STATED GOAL: Search the material below for the word "much" and copy every line in which it occurs.

Records from a data collection
----------

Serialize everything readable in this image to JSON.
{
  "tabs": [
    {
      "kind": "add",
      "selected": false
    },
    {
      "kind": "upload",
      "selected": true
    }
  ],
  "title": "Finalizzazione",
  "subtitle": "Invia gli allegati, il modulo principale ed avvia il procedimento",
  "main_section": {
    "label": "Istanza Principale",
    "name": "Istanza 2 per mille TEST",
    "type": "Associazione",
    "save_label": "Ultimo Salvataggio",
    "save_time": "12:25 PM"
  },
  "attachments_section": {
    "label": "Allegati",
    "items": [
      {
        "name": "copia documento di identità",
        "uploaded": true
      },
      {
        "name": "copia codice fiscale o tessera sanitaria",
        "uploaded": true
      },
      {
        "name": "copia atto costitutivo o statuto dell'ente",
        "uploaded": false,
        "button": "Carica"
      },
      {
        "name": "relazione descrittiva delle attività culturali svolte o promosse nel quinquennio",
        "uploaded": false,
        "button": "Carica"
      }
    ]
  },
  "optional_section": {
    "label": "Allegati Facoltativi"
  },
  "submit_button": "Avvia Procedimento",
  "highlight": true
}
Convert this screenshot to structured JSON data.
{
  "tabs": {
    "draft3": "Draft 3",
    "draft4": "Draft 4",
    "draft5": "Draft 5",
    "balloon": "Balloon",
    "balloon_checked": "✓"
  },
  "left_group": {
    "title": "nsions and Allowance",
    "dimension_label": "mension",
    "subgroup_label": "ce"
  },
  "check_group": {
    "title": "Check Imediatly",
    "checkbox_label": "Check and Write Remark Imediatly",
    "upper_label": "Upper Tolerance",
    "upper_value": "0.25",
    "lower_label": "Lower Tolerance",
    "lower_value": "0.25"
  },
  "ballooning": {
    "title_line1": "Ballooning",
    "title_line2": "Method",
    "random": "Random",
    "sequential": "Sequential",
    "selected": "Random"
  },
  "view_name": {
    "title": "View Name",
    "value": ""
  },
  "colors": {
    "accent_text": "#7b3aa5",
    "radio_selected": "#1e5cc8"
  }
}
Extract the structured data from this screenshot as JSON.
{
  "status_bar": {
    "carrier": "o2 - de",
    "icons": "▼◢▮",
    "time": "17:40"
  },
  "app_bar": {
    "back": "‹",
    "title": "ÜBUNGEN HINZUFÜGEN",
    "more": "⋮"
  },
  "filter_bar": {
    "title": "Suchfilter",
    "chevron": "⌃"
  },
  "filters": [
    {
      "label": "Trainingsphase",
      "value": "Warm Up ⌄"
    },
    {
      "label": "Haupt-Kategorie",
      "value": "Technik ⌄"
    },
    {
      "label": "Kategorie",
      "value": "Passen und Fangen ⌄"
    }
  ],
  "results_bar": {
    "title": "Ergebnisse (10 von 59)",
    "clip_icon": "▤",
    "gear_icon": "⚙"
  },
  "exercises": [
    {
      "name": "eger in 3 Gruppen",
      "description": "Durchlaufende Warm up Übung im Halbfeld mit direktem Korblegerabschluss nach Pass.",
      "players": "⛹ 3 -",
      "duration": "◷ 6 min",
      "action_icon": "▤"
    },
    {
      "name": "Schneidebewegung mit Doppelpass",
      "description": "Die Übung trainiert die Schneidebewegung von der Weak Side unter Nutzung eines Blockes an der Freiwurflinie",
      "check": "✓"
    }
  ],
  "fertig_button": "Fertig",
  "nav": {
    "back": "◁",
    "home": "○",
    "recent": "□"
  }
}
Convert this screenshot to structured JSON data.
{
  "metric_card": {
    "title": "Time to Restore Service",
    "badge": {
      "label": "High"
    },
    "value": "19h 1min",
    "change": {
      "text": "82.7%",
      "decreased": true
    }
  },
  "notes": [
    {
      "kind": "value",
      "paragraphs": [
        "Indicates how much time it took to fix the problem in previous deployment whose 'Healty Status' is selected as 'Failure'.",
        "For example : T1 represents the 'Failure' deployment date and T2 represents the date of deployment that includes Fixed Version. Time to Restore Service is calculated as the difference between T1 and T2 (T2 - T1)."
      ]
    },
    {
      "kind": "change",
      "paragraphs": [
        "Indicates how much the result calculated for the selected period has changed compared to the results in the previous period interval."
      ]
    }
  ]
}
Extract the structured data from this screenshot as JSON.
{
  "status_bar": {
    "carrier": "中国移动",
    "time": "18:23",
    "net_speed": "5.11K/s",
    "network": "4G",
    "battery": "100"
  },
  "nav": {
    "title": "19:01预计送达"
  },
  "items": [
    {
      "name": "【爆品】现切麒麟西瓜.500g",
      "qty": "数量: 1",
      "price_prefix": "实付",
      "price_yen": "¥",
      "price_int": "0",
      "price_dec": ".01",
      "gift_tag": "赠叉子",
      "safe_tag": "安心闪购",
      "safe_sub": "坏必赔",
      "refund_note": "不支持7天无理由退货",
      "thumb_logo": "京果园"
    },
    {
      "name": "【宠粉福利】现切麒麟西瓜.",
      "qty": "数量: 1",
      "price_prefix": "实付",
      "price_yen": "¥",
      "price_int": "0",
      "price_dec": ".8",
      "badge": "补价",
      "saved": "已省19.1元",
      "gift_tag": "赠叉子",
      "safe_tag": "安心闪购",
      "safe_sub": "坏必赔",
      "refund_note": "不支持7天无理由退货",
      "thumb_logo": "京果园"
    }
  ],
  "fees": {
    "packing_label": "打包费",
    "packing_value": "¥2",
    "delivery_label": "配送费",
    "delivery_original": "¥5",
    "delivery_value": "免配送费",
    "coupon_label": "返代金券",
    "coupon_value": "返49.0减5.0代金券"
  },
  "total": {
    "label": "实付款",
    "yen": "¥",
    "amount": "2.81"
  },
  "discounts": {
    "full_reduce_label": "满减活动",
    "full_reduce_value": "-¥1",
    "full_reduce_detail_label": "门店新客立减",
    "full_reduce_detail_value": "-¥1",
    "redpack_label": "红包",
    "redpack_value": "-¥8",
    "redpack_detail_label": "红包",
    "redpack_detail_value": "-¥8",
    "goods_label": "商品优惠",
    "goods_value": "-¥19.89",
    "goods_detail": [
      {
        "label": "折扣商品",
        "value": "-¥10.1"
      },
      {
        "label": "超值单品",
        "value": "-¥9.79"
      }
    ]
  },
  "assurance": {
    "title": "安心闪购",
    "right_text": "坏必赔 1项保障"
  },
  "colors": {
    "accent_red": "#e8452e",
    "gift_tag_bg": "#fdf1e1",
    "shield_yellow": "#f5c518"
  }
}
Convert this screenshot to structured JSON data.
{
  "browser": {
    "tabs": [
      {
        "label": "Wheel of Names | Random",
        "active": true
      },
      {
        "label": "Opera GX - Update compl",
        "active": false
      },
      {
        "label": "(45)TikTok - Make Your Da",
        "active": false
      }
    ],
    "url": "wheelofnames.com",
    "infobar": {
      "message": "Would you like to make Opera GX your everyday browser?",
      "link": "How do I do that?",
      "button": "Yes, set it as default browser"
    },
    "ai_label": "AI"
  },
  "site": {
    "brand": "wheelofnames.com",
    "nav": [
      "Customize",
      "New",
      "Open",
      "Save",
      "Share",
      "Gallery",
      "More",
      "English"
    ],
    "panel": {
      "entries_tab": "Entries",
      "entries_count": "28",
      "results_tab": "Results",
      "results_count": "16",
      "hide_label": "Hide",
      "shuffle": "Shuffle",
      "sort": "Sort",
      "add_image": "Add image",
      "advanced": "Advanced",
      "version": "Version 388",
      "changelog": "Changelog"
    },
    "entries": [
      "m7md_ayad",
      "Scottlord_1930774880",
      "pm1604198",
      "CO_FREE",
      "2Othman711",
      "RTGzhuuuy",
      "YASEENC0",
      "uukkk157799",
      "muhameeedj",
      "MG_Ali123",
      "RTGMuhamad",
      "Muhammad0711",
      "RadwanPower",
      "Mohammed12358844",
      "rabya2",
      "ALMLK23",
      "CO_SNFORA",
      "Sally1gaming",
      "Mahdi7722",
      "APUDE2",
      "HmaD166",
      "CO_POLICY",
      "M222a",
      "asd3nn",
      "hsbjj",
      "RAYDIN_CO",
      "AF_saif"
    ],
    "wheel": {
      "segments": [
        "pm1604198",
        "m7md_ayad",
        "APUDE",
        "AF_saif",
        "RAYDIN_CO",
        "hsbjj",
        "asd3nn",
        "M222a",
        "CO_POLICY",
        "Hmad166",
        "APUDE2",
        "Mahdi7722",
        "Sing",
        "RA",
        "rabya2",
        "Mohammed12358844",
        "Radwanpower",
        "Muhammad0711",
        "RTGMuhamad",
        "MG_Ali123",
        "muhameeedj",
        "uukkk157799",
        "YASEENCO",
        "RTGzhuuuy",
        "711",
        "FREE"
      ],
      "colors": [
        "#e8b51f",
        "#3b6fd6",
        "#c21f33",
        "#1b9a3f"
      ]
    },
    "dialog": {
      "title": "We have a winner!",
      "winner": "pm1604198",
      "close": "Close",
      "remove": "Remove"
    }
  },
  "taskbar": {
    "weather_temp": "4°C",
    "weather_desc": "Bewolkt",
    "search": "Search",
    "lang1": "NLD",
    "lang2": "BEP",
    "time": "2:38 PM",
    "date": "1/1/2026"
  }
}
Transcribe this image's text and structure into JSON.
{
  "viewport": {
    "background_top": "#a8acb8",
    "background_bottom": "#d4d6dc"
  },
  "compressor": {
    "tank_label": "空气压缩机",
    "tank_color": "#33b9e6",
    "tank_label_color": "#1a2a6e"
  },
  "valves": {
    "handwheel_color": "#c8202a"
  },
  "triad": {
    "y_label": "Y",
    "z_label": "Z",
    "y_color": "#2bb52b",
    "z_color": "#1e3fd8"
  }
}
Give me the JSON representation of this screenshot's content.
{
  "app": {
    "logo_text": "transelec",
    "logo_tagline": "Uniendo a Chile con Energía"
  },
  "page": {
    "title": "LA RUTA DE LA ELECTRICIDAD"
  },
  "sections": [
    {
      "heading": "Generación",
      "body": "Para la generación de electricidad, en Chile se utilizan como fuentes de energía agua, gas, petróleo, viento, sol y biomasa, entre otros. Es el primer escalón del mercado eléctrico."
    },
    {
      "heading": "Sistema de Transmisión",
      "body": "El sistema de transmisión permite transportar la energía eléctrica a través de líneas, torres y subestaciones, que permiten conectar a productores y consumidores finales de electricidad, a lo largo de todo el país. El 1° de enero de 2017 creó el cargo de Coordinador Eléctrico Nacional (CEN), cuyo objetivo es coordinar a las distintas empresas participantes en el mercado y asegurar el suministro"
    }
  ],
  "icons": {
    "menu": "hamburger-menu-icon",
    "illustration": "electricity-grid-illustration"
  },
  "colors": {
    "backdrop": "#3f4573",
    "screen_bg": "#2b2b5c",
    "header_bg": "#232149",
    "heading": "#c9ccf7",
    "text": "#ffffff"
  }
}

----------

ANSWER TO THE PROBLEM:
        "Indicates how much time it took to fix the problem in previous deployment whose 'Healty Status' is selected as 'Failure'.",
        "Indicates how much the result calculated for the selected period has changed compared to the results in the previous period interval."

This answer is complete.